> [RECORDED INFORMATION]
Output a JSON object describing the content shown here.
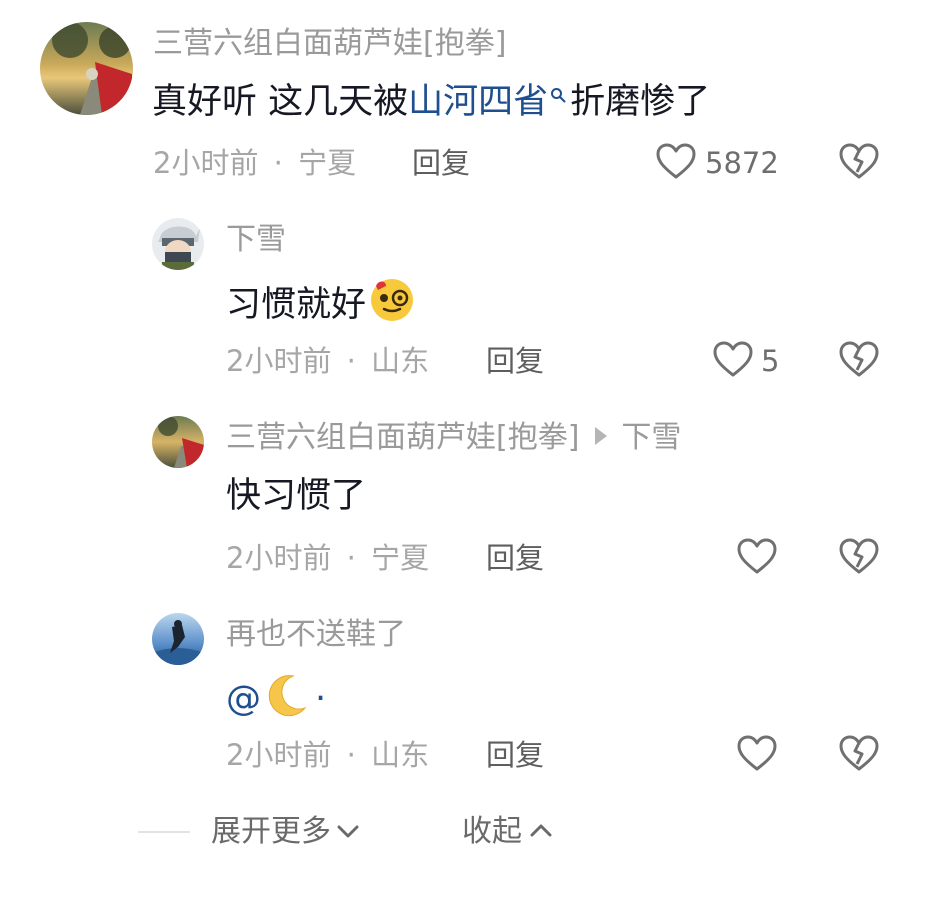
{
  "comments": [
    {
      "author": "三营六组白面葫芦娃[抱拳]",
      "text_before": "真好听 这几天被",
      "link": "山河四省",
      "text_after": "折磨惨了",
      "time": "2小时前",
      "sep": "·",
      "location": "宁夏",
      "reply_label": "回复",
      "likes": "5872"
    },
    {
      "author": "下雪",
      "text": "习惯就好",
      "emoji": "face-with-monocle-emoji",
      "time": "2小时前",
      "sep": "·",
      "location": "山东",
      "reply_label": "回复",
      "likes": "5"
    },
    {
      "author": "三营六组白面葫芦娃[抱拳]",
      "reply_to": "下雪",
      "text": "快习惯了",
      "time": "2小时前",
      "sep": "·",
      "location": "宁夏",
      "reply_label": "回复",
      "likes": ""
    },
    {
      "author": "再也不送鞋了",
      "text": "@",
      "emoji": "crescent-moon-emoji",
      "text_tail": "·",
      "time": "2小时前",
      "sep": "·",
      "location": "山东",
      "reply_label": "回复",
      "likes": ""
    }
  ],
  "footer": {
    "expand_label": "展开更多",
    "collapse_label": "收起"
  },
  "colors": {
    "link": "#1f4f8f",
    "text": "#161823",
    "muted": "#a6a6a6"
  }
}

> [WRITTEN REQUEST] Leave out the pictures and copy the rest of the material above exactly.

> [THE OUTPUT]
Output a JSON object describing the content shown here.
{
  "comments": [
    {
      "author": "三营六组白面葫芦娃[抱拳]",
      "text_before": "真好听 这几天被",
      "link": "山河四省",
      "text_after": "折磨惨了",
      "time": "2小时前",
      "sep": "·",
      "location": "宁夏",
      "reply_label": "回复",
      "likes": "5872"
    },
    {
      "author": "下雪",
      "text": "习惯就好",
      "emoji": "face-with-monocle-emoji",
      "time": "2小时前",
      "sep": "·",
      "location": "山东",
      "reply_label": "回复",
      "likes": "5"
    },
    {
      "author": "三营六组白面葫芦娃[抱拳]",
      "reply_to": "下雪",
      "text": "快习惯了",
      "time": "2小时前",
      "sep": "·",
      "location": "宁夏",
      "reply_label": "回复",
      "likes": ""
    },
    {
      "author": "再也不送鞋了",
      "text": "@",
      "emoji": "crescent-moon-emoji",
      "text_tail": "·",
      "time": "2小时前",
      "sep": "·",
      "location": "山东",
      "reply_label": "回复",
      "likes": ""
    }
  ],
  "footer": {
    "expand_label": "展开更多",
    "collapse_label": "收起"
  },
  "colors": {
    "link": "#1f4f8f",
    "text": "#161823",
    "muted": "#a6a6a6"
  }
}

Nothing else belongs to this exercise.